→ Exercise:
Write out each line of the records below without any change to its wording, numbers or punctuation.

→ Layout annotation data:
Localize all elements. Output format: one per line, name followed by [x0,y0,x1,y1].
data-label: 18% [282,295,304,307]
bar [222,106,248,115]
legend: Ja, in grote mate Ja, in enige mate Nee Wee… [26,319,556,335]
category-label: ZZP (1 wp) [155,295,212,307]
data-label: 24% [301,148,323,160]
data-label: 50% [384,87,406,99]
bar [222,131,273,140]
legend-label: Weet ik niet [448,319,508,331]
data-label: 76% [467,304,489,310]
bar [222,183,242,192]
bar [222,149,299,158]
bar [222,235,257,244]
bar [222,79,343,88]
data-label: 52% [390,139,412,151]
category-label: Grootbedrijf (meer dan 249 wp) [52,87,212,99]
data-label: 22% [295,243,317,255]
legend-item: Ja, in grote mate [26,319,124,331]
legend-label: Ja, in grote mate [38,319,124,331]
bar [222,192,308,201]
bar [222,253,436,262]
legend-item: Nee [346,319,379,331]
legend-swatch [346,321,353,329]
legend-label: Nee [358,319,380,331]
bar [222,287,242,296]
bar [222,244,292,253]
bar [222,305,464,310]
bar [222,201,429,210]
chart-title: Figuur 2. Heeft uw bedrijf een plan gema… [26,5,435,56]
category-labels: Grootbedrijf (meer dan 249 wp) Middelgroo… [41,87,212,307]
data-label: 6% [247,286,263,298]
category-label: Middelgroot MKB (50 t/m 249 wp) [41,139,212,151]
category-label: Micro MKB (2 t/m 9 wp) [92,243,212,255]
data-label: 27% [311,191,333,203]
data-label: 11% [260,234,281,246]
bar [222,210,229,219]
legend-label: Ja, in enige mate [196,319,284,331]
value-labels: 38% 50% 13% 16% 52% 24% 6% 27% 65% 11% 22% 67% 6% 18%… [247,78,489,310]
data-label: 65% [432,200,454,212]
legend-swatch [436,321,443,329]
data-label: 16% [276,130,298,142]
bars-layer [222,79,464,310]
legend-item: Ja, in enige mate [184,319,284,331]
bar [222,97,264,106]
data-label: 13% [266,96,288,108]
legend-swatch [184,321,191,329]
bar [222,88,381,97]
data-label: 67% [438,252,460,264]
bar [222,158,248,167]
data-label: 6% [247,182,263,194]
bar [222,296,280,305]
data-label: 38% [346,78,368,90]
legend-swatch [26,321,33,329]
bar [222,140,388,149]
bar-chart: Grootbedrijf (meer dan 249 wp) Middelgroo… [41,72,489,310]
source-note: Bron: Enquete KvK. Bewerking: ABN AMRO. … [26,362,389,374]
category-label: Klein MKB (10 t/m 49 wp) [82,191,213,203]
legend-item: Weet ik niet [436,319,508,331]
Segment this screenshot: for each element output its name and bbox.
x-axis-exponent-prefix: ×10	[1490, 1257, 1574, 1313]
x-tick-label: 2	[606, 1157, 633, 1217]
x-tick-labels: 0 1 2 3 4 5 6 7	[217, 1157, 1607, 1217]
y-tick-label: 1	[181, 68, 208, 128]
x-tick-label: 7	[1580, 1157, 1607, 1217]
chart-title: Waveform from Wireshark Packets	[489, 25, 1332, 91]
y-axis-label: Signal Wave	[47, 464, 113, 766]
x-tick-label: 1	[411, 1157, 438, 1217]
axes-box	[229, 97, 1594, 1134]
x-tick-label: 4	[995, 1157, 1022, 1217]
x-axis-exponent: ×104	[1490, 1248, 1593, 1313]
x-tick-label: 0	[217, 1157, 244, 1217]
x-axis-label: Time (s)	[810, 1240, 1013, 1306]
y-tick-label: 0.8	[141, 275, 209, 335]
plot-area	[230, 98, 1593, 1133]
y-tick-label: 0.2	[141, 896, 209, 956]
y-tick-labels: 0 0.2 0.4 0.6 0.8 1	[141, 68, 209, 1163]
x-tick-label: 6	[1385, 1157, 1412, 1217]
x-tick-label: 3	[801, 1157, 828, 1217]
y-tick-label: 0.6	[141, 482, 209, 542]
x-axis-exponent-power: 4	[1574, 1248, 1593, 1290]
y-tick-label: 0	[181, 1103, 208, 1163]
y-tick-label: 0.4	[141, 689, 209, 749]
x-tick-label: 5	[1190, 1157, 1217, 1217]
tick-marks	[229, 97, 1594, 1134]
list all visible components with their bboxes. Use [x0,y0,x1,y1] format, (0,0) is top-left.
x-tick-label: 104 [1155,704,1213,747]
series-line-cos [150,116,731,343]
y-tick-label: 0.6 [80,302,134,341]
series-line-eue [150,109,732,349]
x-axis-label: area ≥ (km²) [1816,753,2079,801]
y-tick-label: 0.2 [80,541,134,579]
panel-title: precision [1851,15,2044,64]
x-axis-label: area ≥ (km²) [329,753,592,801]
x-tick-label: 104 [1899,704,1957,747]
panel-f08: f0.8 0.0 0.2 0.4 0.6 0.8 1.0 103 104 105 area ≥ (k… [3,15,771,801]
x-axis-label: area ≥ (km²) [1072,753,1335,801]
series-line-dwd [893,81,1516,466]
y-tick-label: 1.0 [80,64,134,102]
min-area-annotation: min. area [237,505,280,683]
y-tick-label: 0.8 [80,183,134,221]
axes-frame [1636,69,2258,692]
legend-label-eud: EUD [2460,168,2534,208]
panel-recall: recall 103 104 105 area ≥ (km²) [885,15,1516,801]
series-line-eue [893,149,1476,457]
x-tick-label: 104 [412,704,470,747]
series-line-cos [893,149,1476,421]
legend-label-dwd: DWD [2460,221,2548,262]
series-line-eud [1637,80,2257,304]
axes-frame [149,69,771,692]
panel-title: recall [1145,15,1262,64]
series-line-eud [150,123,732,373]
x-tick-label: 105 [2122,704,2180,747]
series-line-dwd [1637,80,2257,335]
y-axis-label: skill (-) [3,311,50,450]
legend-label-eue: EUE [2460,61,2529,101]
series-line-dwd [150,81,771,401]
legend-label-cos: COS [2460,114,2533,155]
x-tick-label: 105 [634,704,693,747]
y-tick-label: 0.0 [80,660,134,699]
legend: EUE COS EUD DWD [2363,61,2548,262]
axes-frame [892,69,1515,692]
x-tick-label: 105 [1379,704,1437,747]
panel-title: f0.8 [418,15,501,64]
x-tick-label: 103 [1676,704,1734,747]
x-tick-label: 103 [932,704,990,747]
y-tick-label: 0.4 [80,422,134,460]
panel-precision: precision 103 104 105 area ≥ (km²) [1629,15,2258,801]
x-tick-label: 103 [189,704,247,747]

→ The output:
Localize all elements. Output format: one per line, name followed by [x0,y0,x1,y1].
data-label: 18% [282,295,304,307]
bar [222,106,248,115]
legend: Ja, in grote mate Ja, in enige mate Nee Wee… [26,319,556,335]
category-label: ZZP (1 wp) [155,295,212,307]
data-label: 24% [301,148,323,160]
data-label: 50% [384,87,406,99]
bar [222,131,273,140]
legend-label: Weet ik niet [448,319,508,331]
data-label: 76% [467,304,489,310]
bar [222,183,242,192]
bar [222,149,299,158]
bar [222,235,257,244]
bar [222,79,343,88]
data-label: 52% [390,139,412,151]
category-label: Grootbedrijf (meer dan 249 wp) [52,87,212,99]
data-label: 22% [295,243,317,255]
legend-item: Ja, in grote mate [26,319,124,331]
legend-label: Ja, in grote mate [38,319,124,331]
bar [222,192,308,201]
bar [222,253,436,262]
legend-item: Nee [346,319,379,331]
legend-swatch [346,321,353,329]
legend-label: Nee [358,319,380,331]
bar [222,287,242,296]
bar [222,244,292,253]
bar [222,305,464,310]
bar [222,201,429,210]
chart-title: Figuur 2. Heeft uw bedrijf een plan gema… [26,5,435,56]
category-labels: Grootbedrijf (meer dan 249 wp) Middelgroo… [41,87,212,307]
data-label: 6% [247,286,263,298]
category-label: Middelgroot MKB (50 t/m 249 wp) [41,139,212,151]
category-label: Micro MKB (2 t/m 9 wp) [92,243,212,255]
data-label: 27% [311,191,333,203]
data-label: 11% [260,234,281,246]
bar [222,210,229,219]
legend-label: Ja, in enige mate [196,319,284,331]
value-labels: 38% 50% 13% 16% 52% 24% 6% 27% 65% 11% 22% 67% 6% 18%… [247,78,489,310]
data-label: 65% [432,200,454,212]
legend-swatch [436,321,443,329]
data-label: 16% [276,130,298,142]
bars-layer [222,79,464,310]
legend-item: Ja, in enige mate [184,319,284,331]
bar [222,97,264,106]
data-label: 13% [266,96,288,108]
legend-swatch [184,321,191,329]
bar [222,88,381,97]
data-label: 67% [438,252,460,264]
bar [222,158,248,167]
data-label: 6% [247,182,263,194]
bar [222,296,280,305]
data-label: 38% [346,78,368,90]
legend-swatch [26,321,33,329]
bar [222,140,388,149]
bar-chart: Grootbedrijf (meer dan 249 wp) Middelgroo… [41,72,489,310]
source-note: Bron: Enquete KvK. Bewerking: ABN AMRO. … [26,362,389,374]
category-label: Klein MKB (10 t/m 49 wp) [82,191,213,203]
legend-item: Weet ik niet [436,319,508,331]
Segment this screenshot: for each element output its name and bbox.
x-axis-exponent-prefix: ×10	[1490, 1257, 1574, 1313]
x-tick-label: 2	[606, 1157, 633, 1217]
x-tick-labels: 0 1 2 3 4 5 6 7	[217, 1157, 1607, 1217]
y-tick-label: 1	[181, 68, 208, 128]
x-tick-label: 7	[1580, 1157, 1607, 1217]
chart-title: Waveform from Wireshark Packets	[489, 25, 1332, 91]
y-axis-label: Signal Wave	[47, 464, 113, 766]
x-tick-label: 1	[411, 1157, 438, 1217]
axes-box	[229, 97, 1594, 1134]
x-tick-label: 4	[995, 1157, 1022, 1217]
x-axis-exponent: ×104	[1490, 1248, 1593, 1313]
x-tick-label: 0	[217, 1157, 244, 1217]
x-axis-label: Time (s)	[810, 1240, 1013, 1306]
y-tick-label: 0.8	[141, 275, 209, 335]
plot-area	[230, 98, 1593, 1133]
y-tick-label: 0.2	[141, 896, 209, 956]
y-tick-labels: 0 0.2 0.4 0.6 0.8 1	[141, 68, 209, 1163]
x-tick-label: 6	[1385, 1157, 1412, 1217]
x-tick-label: 3	[801, 1157, 828, 1217]
y-tick-label: 0.6	[141, 482, 209, 542]
x-axis-exponent-power: 4	[1574, 1248, 1593, 1290]
y-tick-label: 0	[181, 1103, 208, 1163]
y-tick-label: 0.4	[141, 689, 209, 749]
x-tick-label: 5	[1190, 1157, 1217, 1217]
tick-marks	[229, 97, 1594, 1134]
list all visible components with their bboxes. Use [x0,y0,x1,y1] format, (0,0) is top-left.
x-tick-label: 104 [1155,704,1213,747]
series-line-cos [150,116,731,343]
y-tick-label: 0.6 [80,302,134,341]
series-line-eue [150,109,732,349]
x-axis-label: area ≥ (km²) [1816,753,2079,801]
y-tick-label: 0.2 [80,541,134,579]
panel-title: precision [1851,15,2044,64]
x-axis-label: area ≥ (km²) [329,753,592,801]
x-tick-label: 104 [1899,704,1957,747]
panel-f08: f0.8 0.0 0.2 0.4 0.6 0.8 1.0 103 104 105 area ≥ (k… [3,15,771,801]
x-axis-label: area ≥ (km²) [1072,753,1335,801]
series-line-dwd [893,81,1516,466]
y-tick-label: 1.0 [80,64,134,102]
min-area-annotation: min. area [237,505,280,683]
y-tick-label: 0.8 [80,183,134,221]
axes-frame [1636,69,2258,692]
legend-label-eud: EUD [2460,168,2534,208]
panel-recall: recall 103 104 105 area ≥ (km²) [885,15,1516,801]
series-line-eue [893,149,1476,457]
x-tick-label: 104 [412,704,470,747]
series-line-cos [893,149,1476,421]
legend-label-dwd: DWD [2460,221,2548,262]
series-line-eud [1637,80,2257,304]
axes-frame [149,69,771,692]
panel-title: recall [1145,15,1262,64]
series-line-eud [150,123,732,373]
x-tick-label: 105 [2122,704,2180,747]
series-line-dwd [1637,80,2257,335]
y-axis-label: skill (-) [3,311,50,450]
legend-label-eue: EUE [2460,61,2529,101]
series-line-dwd [150,81,771,401]
legend-label-cos: COS [2460,114,2533,155]
x-tick-label: 105 [634,704,693,747]
y-tick-label: 0.0 [80,660,134,699]
legend: EUE COS EUD DWD [2363,61,2548,262]
axes-frame [892,69,1515,692]
x-tick-label: 105 [1379,704,1437,747]
panel-title: f0.8 [418,15,501,64]
x-tick-label: 103 [1676,704,1734,747]
x-tick-label: 103 [932,704,990,747]
y-tick-label: 0.4 [80,422,134,460]
panel-precision: precision 103 104 105 area ≥ (km²) [1629,15,2258,801]
x-tick-label: 103 [189,704,247,747]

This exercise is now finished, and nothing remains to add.